--- start Material provided ---

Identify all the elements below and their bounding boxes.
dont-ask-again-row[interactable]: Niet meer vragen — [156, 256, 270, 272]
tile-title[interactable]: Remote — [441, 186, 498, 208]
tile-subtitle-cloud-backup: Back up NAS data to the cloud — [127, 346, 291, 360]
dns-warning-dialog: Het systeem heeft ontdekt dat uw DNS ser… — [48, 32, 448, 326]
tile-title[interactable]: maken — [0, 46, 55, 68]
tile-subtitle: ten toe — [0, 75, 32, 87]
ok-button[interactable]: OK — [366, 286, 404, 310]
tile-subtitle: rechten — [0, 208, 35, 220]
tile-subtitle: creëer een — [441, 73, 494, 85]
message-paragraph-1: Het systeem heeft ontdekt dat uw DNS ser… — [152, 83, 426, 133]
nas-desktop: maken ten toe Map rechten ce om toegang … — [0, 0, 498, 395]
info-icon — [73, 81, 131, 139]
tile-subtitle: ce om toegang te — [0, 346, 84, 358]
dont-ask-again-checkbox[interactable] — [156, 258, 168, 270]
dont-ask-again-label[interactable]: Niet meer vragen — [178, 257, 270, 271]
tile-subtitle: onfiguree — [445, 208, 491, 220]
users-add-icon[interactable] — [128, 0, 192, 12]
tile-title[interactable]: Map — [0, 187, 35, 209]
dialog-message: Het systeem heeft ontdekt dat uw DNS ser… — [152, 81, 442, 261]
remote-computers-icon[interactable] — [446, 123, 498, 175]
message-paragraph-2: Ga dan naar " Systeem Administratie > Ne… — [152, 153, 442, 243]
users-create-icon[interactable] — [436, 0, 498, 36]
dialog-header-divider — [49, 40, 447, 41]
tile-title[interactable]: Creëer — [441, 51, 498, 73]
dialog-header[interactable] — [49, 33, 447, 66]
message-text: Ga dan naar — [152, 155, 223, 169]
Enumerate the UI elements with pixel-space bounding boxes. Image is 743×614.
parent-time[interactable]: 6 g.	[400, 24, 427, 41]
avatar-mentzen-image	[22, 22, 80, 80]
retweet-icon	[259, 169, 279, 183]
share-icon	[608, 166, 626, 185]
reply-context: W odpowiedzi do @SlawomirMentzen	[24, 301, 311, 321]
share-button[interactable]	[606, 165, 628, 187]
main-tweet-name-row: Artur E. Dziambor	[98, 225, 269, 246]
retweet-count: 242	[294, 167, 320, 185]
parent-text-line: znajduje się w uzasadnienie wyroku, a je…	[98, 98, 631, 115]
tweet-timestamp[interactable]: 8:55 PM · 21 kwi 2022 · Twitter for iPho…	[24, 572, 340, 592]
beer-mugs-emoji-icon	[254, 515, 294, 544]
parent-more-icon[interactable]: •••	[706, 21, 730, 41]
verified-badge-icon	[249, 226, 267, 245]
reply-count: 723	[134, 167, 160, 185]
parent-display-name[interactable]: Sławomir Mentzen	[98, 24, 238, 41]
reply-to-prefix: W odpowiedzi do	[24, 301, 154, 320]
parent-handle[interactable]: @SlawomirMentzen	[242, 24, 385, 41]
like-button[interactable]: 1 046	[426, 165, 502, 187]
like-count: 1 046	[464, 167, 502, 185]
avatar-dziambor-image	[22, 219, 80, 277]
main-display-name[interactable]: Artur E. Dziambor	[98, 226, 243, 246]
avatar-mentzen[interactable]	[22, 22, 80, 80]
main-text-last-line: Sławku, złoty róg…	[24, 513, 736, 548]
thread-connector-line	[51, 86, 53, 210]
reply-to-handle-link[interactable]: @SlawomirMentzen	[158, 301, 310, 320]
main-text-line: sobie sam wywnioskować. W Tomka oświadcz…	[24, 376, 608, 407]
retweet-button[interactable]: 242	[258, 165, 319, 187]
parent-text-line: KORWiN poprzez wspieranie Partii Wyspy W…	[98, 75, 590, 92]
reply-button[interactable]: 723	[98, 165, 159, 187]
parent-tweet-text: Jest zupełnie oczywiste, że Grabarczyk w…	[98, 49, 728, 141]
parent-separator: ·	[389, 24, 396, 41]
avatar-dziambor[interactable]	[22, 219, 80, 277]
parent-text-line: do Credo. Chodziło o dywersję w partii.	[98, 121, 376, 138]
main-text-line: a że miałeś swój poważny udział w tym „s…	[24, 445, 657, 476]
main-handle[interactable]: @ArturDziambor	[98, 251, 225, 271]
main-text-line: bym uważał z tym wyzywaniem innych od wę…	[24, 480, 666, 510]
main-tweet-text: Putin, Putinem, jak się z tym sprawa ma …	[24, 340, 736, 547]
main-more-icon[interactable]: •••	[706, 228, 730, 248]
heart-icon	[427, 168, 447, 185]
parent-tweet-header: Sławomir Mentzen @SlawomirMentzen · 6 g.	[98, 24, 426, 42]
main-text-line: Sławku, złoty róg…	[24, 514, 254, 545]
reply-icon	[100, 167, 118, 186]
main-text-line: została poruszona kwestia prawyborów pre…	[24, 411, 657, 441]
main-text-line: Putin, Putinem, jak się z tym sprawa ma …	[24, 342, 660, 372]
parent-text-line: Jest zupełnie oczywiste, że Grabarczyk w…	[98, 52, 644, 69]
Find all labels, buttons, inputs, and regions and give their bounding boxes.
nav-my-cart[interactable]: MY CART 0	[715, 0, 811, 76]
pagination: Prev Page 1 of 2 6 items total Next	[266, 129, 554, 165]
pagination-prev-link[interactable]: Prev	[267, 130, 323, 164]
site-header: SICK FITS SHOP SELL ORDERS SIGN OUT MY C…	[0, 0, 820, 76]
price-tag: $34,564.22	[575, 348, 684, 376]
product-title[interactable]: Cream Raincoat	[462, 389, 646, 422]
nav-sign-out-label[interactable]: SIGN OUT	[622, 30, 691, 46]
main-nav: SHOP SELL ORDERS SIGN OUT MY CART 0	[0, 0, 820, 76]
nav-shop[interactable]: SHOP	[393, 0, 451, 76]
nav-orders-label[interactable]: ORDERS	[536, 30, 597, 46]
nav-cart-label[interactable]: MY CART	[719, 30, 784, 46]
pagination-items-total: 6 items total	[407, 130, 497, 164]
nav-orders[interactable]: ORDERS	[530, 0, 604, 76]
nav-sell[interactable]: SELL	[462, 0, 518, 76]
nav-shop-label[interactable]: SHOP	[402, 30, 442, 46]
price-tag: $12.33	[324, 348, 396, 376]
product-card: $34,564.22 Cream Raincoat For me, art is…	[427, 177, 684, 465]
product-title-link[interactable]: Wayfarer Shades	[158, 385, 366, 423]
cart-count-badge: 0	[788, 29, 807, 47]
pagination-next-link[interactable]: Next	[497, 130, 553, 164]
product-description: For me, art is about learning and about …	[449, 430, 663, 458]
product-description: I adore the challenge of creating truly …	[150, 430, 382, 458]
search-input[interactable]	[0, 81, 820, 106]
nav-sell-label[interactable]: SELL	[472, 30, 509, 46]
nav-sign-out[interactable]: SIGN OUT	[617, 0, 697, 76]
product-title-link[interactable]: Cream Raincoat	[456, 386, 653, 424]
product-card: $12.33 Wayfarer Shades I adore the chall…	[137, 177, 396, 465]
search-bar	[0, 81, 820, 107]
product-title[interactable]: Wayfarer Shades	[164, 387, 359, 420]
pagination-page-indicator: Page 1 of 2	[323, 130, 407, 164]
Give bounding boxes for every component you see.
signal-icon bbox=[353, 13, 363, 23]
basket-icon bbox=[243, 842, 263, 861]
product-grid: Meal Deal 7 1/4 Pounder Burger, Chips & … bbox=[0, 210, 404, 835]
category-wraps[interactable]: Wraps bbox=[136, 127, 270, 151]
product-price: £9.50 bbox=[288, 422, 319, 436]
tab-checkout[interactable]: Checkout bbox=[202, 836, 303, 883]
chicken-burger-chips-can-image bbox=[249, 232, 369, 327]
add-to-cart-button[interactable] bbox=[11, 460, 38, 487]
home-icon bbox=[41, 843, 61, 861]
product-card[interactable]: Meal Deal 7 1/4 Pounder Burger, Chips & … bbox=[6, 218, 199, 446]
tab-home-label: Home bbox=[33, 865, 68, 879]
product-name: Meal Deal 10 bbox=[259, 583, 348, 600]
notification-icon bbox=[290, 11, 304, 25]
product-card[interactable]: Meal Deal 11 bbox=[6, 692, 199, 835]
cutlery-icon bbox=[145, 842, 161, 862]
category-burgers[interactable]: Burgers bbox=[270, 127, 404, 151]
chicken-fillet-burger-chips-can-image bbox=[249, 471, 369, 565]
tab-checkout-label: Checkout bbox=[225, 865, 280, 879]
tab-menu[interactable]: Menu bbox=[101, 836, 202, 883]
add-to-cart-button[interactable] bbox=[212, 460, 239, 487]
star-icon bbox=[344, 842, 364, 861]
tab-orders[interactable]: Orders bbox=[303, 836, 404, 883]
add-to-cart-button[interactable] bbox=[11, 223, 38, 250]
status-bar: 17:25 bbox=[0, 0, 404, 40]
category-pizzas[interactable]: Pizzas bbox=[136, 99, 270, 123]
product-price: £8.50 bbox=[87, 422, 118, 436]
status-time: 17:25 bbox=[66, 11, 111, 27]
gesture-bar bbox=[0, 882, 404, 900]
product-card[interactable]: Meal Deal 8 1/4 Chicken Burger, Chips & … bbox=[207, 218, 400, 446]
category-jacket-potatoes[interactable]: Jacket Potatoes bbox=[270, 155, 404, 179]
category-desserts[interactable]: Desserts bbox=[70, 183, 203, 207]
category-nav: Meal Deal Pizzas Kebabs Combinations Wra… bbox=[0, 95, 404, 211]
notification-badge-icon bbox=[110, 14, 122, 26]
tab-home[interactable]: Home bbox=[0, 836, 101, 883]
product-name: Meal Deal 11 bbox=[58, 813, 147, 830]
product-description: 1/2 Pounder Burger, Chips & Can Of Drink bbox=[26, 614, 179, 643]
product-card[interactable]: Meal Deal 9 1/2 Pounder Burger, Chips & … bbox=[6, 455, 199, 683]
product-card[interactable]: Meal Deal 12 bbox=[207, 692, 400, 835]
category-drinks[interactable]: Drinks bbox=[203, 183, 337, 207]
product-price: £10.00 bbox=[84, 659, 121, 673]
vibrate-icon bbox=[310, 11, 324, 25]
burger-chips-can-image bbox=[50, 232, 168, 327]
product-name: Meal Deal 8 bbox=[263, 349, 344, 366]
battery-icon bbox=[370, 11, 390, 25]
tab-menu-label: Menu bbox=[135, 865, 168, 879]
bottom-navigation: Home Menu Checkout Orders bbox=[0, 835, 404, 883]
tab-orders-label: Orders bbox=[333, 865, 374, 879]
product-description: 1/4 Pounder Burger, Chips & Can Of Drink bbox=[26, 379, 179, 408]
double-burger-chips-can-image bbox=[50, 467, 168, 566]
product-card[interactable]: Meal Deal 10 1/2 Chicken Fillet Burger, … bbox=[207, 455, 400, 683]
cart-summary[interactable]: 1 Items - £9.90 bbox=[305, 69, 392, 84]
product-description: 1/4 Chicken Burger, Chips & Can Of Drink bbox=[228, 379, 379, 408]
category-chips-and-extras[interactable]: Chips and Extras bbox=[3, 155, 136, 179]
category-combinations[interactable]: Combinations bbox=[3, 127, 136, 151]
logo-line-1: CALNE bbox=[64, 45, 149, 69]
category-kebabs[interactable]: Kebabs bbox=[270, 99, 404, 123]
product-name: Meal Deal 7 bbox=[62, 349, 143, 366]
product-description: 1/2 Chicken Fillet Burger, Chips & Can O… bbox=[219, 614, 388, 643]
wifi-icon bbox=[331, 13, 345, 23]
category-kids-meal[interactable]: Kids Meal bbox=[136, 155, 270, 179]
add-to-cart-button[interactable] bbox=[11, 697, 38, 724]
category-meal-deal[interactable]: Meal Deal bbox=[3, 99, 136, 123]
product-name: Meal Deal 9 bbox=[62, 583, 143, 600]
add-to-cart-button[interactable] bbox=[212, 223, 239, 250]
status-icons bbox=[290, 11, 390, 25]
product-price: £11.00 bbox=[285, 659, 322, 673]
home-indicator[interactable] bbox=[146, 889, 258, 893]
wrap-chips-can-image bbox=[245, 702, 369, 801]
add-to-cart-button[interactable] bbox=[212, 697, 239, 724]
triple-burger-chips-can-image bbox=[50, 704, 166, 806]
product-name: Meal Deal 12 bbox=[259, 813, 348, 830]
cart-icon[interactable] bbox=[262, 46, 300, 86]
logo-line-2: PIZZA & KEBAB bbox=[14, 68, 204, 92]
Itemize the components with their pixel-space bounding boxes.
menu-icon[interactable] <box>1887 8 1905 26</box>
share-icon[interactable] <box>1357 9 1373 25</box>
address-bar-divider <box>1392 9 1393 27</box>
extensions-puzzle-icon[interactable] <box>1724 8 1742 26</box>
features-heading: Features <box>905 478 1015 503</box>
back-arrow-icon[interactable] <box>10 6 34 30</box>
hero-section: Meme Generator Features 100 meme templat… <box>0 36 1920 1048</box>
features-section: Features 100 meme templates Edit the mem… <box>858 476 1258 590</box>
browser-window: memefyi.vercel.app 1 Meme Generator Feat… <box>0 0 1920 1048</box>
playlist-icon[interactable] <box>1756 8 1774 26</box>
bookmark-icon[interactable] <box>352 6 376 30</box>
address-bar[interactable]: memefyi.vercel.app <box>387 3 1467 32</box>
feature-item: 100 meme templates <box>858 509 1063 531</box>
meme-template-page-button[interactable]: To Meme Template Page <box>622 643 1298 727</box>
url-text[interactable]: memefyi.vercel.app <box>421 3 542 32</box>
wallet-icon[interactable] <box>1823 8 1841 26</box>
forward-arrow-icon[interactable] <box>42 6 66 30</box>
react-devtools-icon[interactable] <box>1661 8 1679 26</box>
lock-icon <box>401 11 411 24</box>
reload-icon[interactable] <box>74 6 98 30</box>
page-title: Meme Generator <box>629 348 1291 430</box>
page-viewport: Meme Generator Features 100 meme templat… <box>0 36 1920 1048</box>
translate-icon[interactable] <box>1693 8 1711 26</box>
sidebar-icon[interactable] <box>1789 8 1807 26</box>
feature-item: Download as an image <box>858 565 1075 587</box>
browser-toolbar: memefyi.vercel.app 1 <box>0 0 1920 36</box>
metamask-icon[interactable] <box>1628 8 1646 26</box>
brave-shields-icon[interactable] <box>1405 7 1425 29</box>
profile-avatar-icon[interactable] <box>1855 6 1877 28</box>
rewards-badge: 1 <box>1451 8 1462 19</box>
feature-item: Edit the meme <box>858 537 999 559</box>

--- end Material provided ---

#### Goal
Write out the lines above without any change, beginning with the very first line and continuing through the line that contains "nas-desktop: maken ten".

#### Exercise answer
Identify all the elements below and their bounding boxes.
dont-ask-again-row[interactable]: Niet meer vragen — [156, 256, 270, 272]
tile-title[interactable]: Remote — [441, 186, 498, 208]
tile-subtitle-cloud-backup: Back up NAS data to the cloud — [127, 346, 291, 360]
dns-warning-dialog: Het systeem heeft ontdekt dat uw DNS ser… — [48, 32, 448, 326]
tile-title[interactable]: maken — [0, 46, 55, 68]
tile-subtitle: ten toe — [0, 75, 32, 87]
ok-button[interactable]: OK — [366, 286, 404, 310]
tile-subtitle: rechten — [0, 208, 35, 220]
tile-subtitle: creëer een — [441, 73, 494, 85]
message-paragraph-1: Het systeem heeft ontdekt dat uw DNS ser… — [152, 83, 426, 133]
nas-desktop: maken ten toe Map rechten ce om toegang … — [0, 0, 498, 395]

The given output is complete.